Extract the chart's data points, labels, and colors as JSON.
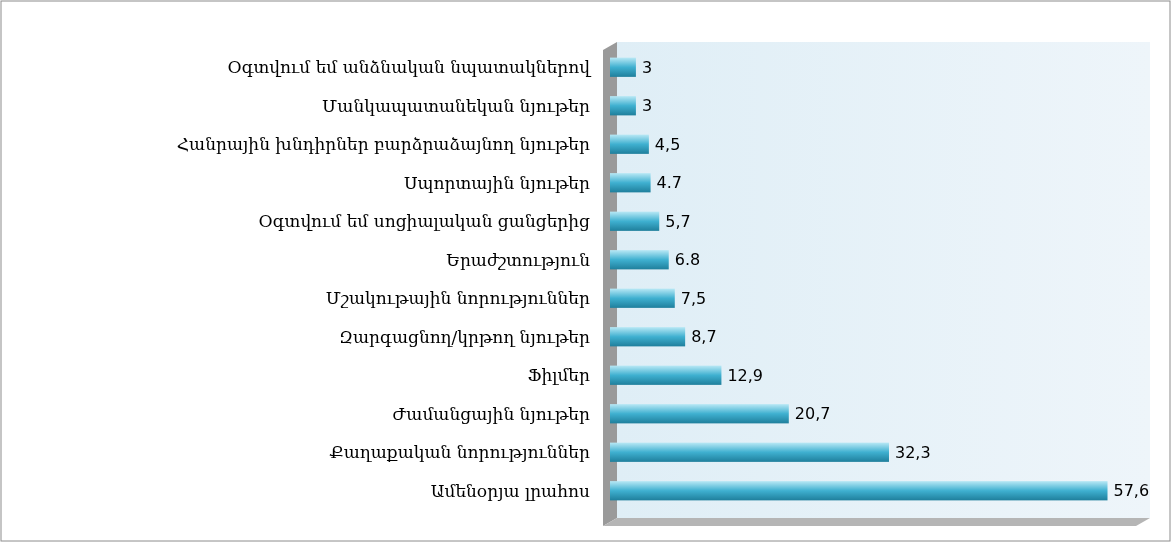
{
  "chart_data": {
    "type": "bar",
    "orientation": "horizontal",
    "color": "#3fb0d0",
    "categories": [
      "Օգտվում եմ անձնական նպատակներով",
      "Մանկապատանեկան նյութեր",
      "Հանրային խնդիրներ բարձրաձայնող նյութեր",
      "Սպորտային նյութեր",
      "Օգտվում եմ սոցիալական ցանցերից",
      "Երաժշտություն",
      "Մշակութային նորություններ",
      "Զարգացնող/կրթող նյութեր",
      "Ֆիլմեր",
      "Ժամանցային նյութեր",
      "Քաղաքական նորություններ",
      "Ամենօրյա լրահոս"
    ],
    "values": [
      3,
      3,
      4.5,
      4.7,
      5.7,
      6.8,
      7.5,
      8.7,
      12.9,
      20.7,
      32.3,
      57.6
    ],
    "value_labels": [
      "3",
      "3",
      "4,5",
      "4.7",
      "5,7",
      "6.8",
      "7,5",
      "8,7",
      "12,9",
      "20,7",
      "32,3",
      "57,6"
    ]
  }
}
====
WHAT IS ASKED:
Quote the material in full and exactly; do not carry over its pictures.

TASK RESPONSE:
Extract the chart's data points, labels, and colors as JSON.
{
  "chart_data": {
    "type": "bar",
    "orientation": "horizontal",
    "color": "#3fb0d0",
    "categories": [
      "Օգտվում եմ անձնական նպատակներով",
      "Մանկապատանեկան նյութեր",
      "Հանրային խնդիրներ բարձրաձայնող նյութեր",
      "Սպորտային նյութեր",
      "Օգտվում եմ սոցիալական ցանցերից",
      "Երաժշտություն",
      "Մշակութային նորություններ",
      "Զարգացնող/կրթող նյութեր",
      "Ֆիլմեր",
      "Ժամանցային նյութեր",
      "Քաղաքական նորություններ",
      "Ամենօրյա լրահոս"
    ],
    "values": [
      3,
      3,
      4.5,
      4.7,
      5.7,
      6.8,
      7.5,
      8.7,
      12.9,
      20.7,
      32.3,
      57.6
    ],
    "value_labels": [
      "3",
      "3",
      "4,5",
      "4.7",
      "5,7",
      "6.8",
      "7,5",
      "8,7",
      "12,9",
      "20,7",
      "32,3",
      "57,6"
    ]
  }
}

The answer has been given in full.